[START Data to process]

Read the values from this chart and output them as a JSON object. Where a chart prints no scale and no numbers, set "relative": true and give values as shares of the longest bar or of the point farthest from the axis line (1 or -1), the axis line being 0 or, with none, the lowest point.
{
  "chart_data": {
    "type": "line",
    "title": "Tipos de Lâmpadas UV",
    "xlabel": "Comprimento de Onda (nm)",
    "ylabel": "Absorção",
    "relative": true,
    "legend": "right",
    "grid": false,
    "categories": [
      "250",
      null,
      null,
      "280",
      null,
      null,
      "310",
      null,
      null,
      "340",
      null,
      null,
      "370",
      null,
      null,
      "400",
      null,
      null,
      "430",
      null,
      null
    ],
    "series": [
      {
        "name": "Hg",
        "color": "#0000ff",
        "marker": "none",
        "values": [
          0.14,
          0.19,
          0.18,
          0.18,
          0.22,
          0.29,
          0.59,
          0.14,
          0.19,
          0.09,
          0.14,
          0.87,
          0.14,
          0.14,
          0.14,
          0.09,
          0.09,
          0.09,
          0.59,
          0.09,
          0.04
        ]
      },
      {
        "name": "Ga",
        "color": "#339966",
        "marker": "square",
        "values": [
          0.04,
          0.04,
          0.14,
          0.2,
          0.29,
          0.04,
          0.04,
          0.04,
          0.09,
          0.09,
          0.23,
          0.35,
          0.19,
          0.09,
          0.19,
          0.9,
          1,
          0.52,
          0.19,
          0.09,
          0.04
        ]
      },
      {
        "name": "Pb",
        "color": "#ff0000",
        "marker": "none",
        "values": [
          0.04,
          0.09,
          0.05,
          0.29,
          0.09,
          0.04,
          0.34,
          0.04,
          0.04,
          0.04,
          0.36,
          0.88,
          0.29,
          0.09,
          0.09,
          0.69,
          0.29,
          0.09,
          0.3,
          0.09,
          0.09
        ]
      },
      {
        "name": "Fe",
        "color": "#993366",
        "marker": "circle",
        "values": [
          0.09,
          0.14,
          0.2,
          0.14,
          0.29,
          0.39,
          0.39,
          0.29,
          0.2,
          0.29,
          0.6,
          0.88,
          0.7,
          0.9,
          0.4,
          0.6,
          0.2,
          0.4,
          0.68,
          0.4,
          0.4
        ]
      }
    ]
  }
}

[END Data to process]

Problem to work on> Find the lines above that include the string "color" and copy them.

Written answer>
        "color": "#0000ff",
        "color": "#339966",
        "color": "#ff0000",
        "color": "#993366",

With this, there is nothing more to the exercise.